Data records:
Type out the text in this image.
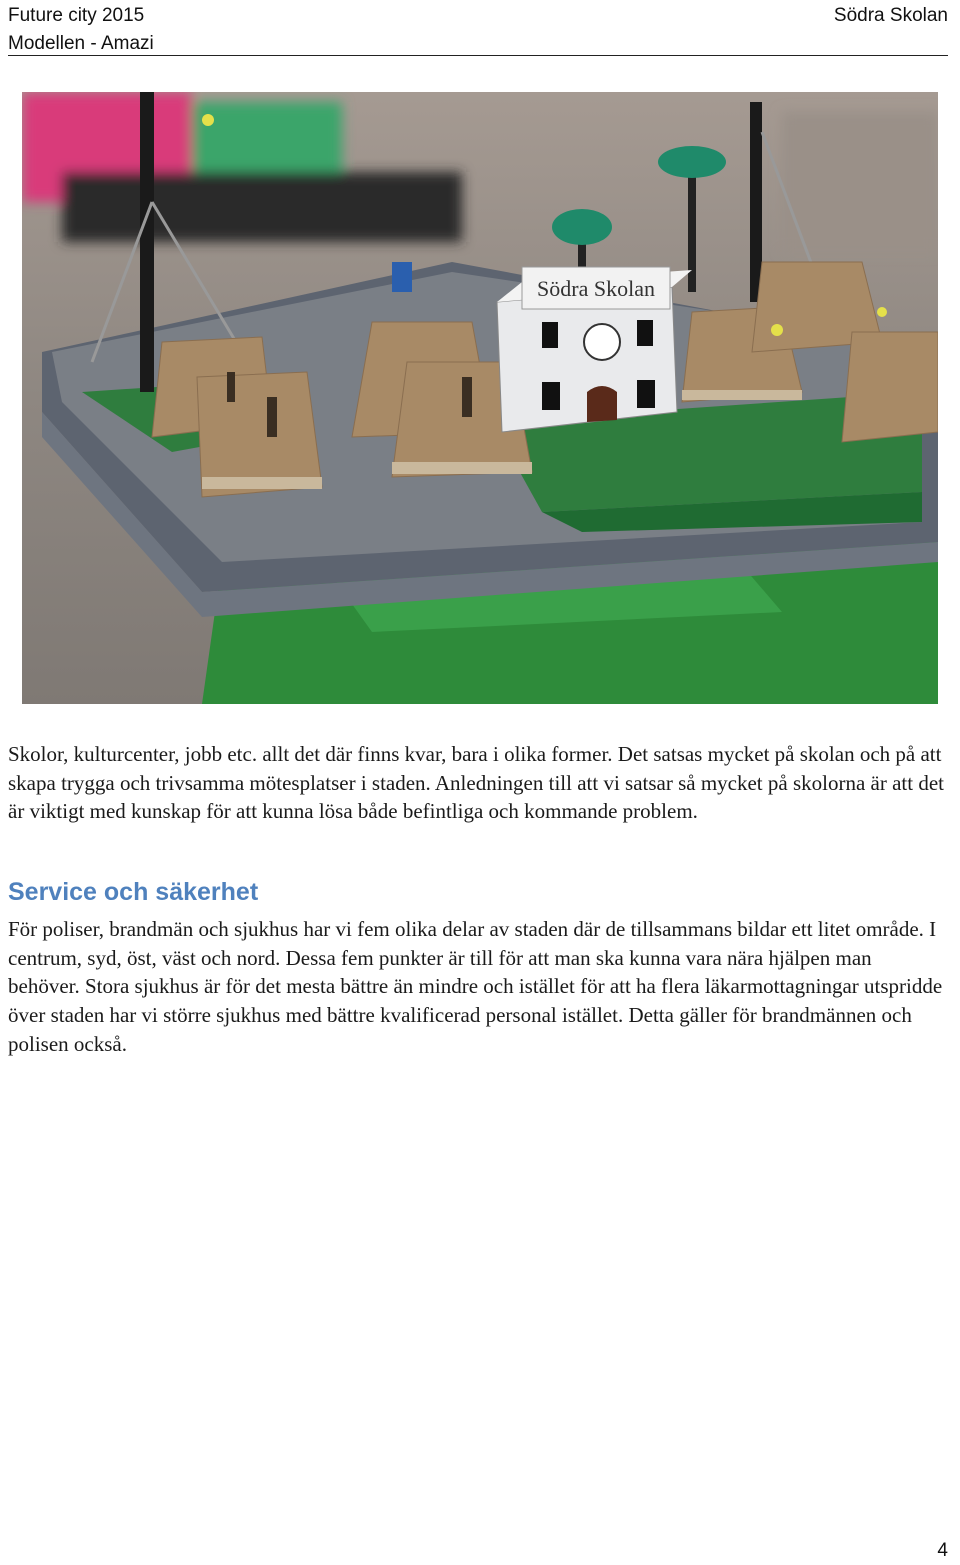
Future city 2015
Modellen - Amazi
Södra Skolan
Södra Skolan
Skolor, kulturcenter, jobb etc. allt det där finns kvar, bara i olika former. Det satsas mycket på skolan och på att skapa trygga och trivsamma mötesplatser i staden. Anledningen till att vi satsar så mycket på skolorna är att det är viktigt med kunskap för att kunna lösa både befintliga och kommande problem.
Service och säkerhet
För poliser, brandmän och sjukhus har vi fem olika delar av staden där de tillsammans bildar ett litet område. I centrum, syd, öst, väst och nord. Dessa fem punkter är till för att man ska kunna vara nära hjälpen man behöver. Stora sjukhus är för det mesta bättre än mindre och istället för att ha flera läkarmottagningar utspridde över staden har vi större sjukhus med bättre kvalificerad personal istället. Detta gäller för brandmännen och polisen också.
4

WHAT YOU SHOULD DO:
In this exercise, set down all of the data exactly, without the pictures.

WRITTEN SOLUTION:
Type out the text in this image.
Future city 2015
Modellen - Amazi
Södra Skolan
Södra Skolan
Skolor, kulturcenter, jobb etc. allt det där finns kvar, bara i olika former. Det satsas mycket på skolan och på att skapa trygga och trivsamma mötesplatser i staden. Anledningen till att vi satsar så mycket på skolorna är att det är viktigt med kunskap för att kunna lösa både befintliga och kommande problem.
Service och säkerhet
För poliser, brandmän och sjukhus har vi fem olika delar av staden där de tillsammans bildar ett litet område. I centrum, syd, öst, väst och nord. Dessa fem punkter är till för att man ska kunna vara nära hjälpen man behöver. Stora sjukhus är för det mesta bättre än mindre och istället för att ha flera läkarmottagningar utspridde över staden har vi större sjukhus med bättre kvalificerad personal istället. Detta gäller för brandmännen och polisen också.
4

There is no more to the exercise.